■ **Extracted data**:
## BEGIN
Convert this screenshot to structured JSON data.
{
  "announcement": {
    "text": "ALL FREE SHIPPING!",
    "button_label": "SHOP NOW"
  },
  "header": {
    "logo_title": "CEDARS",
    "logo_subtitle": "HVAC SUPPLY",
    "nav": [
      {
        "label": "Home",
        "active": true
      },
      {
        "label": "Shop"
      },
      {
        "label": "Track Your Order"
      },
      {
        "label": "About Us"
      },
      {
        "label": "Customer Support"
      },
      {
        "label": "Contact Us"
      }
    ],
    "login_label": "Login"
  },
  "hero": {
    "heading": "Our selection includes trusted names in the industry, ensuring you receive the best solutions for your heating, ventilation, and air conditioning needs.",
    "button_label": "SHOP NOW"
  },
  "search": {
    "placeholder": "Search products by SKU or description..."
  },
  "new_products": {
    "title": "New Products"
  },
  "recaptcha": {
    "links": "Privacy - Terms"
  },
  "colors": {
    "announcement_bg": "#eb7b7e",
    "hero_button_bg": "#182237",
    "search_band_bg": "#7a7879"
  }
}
## END
## BEGIN
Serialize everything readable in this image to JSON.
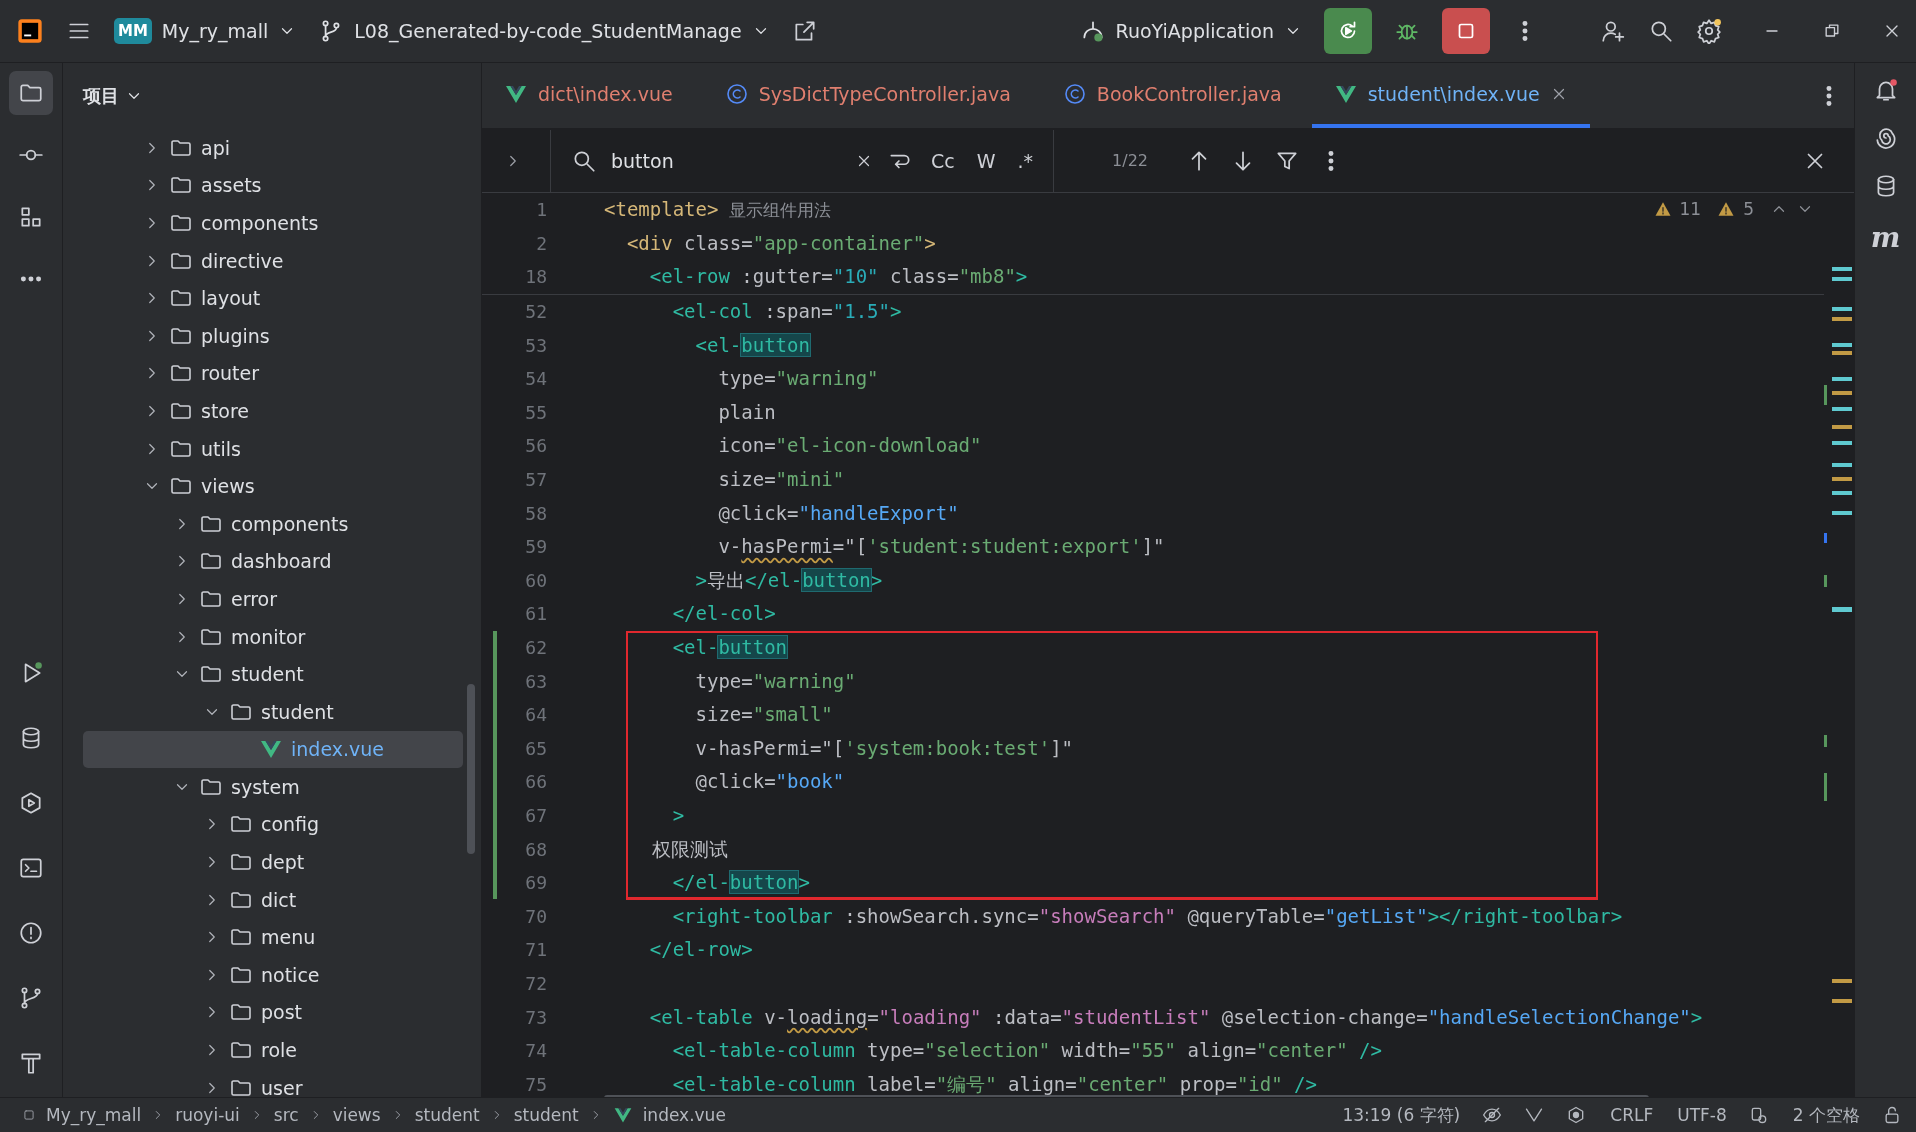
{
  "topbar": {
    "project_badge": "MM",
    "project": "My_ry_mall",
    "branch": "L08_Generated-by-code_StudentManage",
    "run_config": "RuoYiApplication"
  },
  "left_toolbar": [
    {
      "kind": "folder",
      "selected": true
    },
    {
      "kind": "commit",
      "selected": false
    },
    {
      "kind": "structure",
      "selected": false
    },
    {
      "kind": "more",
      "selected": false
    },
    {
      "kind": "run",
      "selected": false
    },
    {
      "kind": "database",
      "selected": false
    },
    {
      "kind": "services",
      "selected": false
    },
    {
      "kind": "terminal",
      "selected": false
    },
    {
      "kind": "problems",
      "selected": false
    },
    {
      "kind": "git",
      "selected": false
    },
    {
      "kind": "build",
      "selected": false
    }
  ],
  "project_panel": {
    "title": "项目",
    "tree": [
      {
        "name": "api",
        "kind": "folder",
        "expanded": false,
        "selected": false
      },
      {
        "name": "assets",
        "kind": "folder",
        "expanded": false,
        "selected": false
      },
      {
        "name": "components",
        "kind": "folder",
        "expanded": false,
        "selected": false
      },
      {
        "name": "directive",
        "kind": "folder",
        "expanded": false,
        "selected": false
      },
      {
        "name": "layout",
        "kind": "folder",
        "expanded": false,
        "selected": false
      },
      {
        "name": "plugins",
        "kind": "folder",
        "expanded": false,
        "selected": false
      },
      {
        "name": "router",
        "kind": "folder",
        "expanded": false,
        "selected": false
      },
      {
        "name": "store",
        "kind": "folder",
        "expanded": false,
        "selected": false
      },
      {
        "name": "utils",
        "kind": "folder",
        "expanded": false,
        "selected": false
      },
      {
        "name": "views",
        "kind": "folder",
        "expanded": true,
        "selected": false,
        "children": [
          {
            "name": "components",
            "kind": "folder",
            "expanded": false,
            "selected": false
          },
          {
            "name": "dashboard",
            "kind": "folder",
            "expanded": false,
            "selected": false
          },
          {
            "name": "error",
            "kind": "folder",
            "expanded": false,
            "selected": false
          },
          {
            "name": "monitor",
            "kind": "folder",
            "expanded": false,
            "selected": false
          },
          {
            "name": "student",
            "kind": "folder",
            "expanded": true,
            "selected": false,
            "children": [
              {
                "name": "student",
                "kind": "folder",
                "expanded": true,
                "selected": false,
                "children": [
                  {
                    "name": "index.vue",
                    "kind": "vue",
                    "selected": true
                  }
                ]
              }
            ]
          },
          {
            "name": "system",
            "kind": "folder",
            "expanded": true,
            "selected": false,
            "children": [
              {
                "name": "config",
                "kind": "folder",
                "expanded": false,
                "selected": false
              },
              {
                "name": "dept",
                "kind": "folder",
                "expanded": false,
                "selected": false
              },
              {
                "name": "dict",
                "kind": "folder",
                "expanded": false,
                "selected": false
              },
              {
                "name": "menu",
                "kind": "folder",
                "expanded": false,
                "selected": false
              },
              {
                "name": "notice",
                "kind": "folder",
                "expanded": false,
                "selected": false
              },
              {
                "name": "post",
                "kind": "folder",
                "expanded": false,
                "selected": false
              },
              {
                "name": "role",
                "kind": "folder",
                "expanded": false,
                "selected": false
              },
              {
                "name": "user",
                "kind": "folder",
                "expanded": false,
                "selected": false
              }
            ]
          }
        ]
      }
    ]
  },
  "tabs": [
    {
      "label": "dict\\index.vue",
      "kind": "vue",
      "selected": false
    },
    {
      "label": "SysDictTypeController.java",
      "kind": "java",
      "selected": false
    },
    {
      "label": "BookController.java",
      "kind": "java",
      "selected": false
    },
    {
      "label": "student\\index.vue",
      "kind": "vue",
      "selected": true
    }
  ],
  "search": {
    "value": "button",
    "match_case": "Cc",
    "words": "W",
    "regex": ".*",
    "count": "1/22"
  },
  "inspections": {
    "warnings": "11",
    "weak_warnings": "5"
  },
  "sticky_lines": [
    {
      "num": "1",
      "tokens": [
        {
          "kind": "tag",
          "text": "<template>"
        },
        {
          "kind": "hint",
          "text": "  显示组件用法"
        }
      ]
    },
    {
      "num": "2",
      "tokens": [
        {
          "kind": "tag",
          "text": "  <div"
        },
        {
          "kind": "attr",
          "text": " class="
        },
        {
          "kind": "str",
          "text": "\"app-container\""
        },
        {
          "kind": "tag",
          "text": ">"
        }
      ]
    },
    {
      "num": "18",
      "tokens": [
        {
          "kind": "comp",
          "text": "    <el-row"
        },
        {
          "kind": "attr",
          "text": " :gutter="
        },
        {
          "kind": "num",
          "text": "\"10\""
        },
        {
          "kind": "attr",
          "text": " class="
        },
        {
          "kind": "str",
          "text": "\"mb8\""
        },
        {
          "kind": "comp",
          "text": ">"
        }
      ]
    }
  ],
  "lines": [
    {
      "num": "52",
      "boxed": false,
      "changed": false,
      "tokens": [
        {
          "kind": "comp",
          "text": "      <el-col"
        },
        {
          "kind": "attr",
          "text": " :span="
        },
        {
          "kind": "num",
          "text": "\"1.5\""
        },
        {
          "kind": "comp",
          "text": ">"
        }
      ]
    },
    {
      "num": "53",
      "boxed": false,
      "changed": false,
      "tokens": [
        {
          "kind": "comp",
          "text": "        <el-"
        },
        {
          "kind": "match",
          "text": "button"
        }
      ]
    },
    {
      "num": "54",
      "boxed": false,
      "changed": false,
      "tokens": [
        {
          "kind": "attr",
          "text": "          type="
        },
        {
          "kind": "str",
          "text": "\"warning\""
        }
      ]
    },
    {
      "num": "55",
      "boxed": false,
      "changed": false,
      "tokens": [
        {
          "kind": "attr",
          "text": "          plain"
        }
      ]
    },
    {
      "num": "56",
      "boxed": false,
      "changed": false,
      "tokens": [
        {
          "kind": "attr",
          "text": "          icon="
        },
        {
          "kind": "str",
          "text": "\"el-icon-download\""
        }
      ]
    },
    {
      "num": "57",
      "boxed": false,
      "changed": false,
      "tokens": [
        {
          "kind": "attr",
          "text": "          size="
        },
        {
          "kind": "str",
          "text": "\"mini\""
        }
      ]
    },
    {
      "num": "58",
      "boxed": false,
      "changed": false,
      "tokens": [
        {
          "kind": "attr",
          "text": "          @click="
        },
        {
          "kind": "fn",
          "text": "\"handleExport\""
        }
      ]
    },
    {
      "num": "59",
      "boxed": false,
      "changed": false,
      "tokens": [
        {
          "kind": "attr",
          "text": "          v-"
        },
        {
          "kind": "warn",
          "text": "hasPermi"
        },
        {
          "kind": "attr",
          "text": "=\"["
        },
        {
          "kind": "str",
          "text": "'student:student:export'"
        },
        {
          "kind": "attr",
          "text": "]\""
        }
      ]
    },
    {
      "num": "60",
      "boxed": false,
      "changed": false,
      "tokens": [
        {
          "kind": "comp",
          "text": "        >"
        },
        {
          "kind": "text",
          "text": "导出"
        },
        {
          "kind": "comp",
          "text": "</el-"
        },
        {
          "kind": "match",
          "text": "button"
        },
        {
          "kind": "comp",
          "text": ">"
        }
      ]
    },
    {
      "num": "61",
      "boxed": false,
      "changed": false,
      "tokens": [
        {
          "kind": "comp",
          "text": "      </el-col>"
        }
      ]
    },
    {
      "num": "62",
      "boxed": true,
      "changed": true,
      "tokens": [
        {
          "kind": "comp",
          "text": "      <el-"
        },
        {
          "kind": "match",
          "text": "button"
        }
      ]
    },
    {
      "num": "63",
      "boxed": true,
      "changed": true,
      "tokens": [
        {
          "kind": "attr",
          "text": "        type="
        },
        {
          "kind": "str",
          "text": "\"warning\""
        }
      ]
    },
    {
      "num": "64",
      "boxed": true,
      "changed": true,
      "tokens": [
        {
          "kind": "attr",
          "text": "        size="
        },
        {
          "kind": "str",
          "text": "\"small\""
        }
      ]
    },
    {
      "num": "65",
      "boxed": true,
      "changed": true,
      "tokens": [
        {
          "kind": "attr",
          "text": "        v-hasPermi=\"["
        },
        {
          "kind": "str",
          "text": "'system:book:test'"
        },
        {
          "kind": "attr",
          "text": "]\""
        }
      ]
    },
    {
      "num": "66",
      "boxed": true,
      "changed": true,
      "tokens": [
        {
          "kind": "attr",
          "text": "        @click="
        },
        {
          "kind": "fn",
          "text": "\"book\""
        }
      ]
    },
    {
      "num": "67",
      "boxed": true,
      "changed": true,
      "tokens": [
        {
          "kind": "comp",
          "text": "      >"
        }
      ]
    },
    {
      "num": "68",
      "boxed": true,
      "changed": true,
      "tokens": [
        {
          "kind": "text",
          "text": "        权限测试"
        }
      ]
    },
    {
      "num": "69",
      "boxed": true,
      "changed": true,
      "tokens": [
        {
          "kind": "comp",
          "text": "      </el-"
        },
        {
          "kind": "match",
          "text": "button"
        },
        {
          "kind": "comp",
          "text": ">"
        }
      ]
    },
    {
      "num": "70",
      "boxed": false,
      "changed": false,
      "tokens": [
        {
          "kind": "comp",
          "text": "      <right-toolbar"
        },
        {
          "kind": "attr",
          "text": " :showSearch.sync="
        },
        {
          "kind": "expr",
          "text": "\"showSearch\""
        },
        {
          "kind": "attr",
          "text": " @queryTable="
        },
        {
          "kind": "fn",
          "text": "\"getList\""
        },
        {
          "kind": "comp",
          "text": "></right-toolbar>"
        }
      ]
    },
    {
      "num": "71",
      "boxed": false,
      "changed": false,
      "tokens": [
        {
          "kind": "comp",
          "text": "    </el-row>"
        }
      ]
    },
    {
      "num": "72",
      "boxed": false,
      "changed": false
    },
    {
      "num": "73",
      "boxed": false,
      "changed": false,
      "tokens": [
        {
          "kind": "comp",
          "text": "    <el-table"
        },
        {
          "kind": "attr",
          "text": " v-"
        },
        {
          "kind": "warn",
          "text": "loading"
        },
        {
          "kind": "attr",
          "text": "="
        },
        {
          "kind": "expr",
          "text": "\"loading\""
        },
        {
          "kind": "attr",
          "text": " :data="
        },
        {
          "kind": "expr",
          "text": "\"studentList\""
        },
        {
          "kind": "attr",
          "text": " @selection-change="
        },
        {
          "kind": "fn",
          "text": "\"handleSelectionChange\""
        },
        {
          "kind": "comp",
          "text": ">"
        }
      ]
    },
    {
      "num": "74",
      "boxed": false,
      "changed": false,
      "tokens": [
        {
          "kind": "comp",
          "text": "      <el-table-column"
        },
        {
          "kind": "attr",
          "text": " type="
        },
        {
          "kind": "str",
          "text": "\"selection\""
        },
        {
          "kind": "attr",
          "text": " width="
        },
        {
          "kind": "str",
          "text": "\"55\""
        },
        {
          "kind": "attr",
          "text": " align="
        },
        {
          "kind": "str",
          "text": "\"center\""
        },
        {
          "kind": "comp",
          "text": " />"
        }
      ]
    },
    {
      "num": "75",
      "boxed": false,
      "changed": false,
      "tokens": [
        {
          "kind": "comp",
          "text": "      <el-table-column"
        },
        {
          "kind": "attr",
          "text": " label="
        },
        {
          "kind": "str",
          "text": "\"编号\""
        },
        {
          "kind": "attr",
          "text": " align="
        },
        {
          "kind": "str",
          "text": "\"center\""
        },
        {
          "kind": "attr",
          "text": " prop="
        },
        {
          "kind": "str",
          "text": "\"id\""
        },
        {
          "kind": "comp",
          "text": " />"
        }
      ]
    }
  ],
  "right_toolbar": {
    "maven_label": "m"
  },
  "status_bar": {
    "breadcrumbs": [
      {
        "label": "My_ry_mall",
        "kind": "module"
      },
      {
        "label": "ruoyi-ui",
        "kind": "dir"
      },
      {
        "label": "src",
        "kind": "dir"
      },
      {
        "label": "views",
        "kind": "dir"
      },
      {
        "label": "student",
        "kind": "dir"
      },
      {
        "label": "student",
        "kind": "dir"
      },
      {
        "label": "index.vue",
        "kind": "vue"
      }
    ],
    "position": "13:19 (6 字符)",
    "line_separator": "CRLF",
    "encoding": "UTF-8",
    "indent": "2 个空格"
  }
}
## END
■ **What the exercise asks**: Show all lines from the listing above in which "index" appears.

■ **Reply**:
                    "name": "index.vue",
      "label": "dict\\index.vue",
      "label": "student\\index.vue",
        "label": "index.vue",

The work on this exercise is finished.